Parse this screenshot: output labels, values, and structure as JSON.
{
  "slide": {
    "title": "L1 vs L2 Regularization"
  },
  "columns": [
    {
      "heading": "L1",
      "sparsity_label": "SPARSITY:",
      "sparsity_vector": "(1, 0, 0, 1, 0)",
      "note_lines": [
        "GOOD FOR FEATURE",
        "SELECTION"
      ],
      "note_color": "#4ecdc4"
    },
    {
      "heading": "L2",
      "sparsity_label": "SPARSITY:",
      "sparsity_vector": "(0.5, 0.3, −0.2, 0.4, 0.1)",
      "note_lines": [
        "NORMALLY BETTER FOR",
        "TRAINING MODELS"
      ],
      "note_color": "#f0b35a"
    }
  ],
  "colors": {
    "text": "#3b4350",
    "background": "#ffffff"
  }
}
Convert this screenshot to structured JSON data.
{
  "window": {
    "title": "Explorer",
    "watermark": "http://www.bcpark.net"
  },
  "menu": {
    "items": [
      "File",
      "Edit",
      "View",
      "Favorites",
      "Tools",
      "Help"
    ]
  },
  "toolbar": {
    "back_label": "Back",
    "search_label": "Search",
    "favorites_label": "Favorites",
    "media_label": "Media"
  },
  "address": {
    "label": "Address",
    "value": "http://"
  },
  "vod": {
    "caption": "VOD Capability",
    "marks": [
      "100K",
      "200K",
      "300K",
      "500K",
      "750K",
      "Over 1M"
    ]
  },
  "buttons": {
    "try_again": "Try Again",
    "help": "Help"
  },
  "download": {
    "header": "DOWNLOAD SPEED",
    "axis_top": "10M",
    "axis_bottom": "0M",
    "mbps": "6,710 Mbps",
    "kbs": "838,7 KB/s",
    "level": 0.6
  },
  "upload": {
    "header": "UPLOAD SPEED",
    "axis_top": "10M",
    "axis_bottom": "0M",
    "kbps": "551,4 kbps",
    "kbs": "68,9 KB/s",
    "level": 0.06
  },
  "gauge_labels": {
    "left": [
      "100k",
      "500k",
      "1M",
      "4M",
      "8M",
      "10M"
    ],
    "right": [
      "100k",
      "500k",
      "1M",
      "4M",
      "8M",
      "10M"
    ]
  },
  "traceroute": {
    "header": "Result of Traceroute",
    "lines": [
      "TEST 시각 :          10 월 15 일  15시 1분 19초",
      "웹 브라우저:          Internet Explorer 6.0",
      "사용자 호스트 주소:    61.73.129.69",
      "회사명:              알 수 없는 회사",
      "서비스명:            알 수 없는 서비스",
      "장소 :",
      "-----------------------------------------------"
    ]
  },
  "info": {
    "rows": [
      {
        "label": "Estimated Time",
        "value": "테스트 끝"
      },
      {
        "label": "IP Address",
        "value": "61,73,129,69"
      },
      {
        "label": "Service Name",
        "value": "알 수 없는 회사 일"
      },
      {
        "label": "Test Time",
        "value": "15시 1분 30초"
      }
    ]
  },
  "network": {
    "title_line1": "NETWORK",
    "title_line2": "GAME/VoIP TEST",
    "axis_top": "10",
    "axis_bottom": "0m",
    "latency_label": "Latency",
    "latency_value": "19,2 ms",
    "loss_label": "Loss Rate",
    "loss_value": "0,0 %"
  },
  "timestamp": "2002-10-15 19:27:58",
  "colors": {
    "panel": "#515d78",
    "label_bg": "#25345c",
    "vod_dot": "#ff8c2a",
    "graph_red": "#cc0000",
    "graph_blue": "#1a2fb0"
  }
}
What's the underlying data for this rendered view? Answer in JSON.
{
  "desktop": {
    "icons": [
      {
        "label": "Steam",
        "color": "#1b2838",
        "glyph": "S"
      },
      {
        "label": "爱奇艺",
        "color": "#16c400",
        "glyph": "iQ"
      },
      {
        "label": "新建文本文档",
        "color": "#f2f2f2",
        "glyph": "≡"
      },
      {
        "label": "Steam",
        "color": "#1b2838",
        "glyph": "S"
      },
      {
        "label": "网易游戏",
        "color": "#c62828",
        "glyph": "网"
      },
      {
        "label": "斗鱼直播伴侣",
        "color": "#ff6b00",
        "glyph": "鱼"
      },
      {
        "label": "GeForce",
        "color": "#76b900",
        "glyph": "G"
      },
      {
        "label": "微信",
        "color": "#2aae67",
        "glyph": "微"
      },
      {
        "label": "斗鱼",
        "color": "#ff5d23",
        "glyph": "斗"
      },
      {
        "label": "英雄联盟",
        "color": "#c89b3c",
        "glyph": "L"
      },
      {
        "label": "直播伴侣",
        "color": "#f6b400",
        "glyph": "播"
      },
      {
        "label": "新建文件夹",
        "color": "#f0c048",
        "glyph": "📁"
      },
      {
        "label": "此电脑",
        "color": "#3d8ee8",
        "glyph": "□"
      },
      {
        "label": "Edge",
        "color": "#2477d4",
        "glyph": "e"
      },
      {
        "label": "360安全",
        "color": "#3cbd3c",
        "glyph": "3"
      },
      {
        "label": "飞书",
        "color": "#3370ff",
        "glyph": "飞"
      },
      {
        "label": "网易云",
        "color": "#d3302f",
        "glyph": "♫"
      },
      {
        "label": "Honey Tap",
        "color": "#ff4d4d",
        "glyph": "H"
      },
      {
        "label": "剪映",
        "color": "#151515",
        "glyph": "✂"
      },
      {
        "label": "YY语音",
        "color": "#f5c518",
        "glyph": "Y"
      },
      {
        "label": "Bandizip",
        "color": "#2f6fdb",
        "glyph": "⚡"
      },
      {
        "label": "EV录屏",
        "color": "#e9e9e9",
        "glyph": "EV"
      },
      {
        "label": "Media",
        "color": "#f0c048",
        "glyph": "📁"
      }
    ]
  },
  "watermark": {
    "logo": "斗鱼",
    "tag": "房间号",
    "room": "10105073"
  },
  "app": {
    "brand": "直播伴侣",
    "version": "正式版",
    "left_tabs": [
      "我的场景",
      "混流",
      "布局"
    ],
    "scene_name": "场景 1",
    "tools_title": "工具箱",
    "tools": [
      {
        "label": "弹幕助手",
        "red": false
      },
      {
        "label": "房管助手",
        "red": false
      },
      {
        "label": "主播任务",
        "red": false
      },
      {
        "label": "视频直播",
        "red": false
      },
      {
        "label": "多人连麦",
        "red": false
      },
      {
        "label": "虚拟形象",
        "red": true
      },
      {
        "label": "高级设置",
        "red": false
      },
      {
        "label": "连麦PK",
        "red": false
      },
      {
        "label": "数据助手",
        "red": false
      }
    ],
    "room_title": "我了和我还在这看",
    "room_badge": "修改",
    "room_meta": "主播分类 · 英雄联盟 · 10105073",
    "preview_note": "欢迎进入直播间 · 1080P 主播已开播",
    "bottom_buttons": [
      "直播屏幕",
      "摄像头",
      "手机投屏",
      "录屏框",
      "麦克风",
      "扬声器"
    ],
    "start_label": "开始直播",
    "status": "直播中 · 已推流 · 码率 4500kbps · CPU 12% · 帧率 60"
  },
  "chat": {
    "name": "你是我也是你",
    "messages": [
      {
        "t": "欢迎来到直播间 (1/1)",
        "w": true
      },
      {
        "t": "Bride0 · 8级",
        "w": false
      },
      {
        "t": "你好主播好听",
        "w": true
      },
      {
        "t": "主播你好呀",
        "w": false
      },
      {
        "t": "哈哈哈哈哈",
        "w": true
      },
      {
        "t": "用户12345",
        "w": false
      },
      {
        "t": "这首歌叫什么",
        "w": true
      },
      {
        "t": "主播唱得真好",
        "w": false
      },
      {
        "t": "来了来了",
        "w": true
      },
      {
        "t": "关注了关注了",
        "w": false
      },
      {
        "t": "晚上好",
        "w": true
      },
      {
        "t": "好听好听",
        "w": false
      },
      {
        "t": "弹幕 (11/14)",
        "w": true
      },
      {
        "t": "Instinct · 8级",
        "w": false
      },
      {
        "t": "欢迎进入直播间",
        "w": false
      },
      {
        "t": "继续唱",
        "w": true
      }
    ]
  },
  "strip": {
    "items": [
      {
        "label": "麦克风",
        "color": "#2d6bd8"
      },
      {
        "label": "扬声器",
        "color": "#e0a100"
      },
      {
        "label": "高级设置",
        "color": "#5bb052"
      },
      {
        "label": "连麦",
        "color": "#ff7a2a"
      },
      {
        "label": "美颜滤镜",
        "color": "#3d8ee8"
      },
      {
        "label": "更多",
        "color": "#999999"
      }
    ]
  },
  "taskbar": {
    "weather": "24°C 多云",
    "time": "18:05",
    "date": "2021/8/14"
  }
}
◇ ◇ ◇ ◇
* [What is asked]
Count the lines in the records above that hold the word "JSON", and give only that number.

* [Task solution]
3